__WHAT IS REQUIRED__: Each line of the data that includes the string "countries" is to be copied out.

__Stored items__:
○ ○ ○ ○ ○ ○ ○
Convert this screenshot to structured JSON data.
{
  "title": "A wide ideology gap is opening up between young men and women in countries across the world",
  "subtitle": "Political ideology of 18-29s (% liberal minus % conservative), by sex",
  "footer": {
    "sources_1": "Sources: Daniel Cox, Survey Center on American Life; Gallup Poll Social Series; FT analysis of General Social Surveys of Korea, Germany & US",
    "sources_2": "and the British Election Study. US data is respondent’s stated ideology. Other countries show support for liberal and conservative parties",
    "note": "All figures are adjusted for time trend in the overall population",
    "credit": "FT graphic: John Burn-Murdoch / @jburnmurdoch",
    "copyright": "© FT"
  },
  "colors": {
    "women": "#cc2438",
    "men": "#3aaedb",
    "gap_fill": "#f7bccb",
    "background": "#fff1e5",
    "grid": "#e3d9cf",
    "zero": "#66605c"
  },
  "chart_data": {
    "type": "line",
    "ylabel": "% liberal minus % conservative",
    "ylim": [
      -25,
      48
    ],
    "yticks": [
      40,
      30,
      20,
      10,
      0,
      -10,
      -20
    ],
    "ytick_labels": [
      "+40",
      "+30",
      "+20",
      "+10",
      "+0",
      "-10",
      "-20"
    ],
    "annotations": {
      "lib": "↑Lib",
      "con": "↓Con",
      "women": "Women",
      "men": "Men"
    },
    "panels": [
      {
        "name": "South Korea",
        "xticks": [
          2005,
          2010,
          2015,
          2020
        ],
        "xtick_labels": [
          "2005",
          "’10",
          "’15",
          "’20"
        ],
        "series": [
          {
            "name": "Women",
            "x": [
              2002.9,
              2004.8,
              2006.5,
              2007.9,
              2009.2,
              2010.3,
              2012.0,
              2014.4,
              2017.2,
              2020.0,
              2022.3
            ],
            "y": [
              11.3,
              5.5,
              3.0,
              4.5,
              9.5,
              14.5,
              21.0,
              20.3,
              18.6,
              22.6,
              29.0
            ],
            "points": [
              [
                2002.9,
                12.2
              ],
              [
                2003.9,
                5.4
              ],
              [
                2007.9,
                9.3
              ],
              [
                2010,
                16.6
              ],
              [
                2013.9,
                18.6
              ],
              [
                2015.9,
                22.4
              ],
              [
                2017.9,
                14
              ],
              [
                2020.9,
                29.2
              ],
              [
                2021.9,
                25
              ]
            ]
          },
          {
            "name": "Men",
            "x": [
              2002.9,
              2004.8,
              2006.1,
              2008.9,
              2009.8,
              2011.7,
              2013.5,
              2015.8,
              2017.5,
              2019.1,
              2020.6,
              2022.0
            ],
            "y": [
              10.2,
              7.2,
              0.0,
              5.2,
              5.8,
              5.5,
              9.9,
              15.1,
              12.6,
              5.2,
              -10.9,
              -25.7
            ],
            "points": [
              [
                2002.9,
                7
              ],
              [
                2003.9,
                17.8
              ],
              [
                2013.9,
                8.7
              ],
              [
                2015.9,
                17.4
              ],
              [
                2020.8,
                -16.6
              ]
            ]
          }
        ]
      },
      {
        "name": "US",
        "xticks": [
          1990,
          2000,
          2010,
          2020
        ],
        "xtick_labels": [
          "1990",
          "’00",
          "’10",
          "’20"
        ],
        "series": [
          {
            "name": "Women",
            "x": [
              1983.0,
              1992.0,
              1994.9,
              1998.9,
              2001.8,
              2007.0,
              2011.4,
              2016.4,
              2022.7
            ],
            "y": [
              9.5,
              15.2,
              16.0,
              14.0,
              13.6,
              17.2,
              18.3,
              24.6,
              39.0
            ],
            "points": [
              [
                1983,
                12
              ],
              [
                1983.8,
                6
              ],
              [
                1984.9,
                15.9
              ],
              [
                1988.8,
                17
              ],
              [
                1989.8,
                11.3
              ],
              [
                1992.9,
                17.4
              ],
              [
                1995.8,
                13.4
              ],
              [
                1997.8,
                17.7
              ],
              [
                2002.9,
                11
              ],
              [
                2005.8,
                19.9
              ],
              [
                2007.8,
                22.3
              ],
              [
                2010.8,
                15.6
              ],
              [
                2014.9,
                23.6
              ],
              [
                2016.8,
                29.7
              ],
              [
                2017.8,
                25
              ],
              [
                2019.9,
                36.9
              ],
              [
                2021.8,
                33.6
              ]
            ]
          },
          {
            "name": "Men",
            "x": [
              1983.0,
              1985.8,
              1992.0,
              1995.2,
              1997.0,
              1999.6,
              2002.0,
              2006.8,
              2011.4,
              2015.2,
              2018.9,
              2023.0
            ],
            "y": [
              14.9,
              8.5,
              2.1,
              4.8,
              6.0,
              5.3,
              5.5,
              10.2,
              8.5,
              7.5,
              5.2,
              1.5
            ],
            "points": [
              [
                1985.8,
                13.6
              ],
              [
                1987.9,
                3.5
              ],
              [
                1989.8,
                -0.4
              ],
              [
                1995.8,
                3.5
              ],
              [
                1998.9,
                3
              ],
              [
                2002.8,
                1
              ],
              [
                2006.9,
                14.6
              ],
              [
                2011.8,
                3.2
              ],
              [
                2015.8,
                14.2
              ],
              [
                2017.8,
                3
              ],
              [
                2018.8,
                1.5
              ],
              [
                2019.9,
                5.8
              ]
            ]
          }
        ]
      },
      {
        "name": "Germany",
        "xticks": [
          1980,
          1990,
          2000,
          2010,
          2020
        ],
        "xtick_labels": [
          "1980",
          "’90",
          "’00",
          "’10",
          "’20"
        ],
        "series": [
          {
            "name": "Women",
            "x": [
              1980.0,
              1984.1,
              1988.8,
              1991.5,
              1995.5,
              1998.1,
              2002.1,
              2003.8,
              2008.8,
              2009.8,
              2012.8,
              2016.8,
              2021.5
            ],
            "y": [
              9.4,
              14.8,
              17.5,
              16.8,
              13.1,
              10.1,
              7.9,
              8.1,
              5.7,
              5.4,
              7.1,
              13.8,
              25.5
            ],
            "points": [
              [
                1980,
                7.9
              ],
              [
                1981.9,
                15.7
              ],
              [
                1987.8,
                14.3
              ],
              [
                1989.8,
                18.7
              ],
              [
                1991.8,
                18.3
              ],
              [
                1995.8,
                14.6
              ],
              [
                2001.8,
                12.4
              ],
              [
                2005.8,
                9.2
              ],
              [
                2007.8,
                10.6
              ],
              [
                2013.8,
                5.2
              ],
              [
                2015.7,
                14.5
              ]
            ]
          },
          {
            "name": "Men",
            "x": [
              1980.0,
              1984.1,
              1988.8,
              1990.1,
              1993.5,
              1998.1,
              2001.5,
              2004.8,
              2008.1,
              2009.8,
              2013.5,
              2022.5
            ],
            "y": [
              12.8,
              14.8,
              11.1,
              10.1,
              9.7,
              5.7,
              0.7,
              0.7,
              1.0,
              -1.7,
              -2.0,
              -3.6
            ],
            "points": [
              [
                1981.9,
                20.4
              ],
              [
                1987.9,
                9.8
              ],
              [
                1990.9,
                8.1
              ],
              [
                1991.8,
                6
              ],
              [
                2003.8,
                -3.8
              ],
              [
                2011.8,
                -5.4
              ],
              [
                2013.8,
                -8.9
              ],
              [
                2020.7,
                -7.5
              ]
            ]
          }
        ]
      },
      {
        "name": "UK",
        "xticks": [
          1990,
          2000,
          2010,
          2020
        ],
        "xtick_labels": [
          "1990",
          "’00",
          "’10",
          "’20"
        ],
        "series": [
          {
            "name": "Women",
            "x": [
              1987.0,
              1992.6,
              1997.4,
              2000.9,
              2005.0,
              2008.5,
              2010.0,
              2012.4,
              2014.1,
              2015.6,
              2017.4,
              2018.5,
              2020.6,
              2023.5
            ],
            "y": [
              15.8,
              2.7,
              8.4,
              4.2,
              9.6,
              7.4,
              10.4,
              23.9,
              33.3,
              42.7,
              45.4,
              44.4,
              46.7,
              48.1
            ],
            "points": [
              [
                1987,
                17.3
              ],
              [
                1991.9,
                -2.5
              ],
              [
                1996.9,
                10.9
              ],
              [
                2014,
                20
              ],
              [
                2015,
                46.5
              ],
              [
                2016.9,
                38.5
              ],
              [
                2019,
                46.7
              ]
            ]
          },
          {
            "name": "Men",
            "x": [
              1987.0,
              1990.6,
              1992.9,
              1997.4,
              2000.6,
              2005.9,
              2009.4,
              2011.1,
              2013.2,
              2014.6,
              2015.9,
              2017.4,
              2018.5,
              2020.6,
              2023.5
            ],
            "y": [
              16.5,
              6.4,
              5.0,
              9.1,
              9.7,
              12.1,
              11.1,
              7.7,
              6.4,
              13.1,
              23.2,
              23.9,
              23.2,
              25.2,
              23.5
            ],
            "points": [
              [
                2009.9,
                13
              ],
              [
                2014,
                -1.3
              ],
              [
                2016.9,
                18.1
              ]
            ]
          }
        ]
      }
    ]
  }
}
○ ○ ○ ○ ○ ○ ○
__EXERCISE RESPONSE__:
  "title": "A wide ideology gap is opening up between young men and women in countries across the world",
    "sources_2": "and the British Election Study. US data is respondent’s stated ideology. Other countries show support for liberal and conservative parties",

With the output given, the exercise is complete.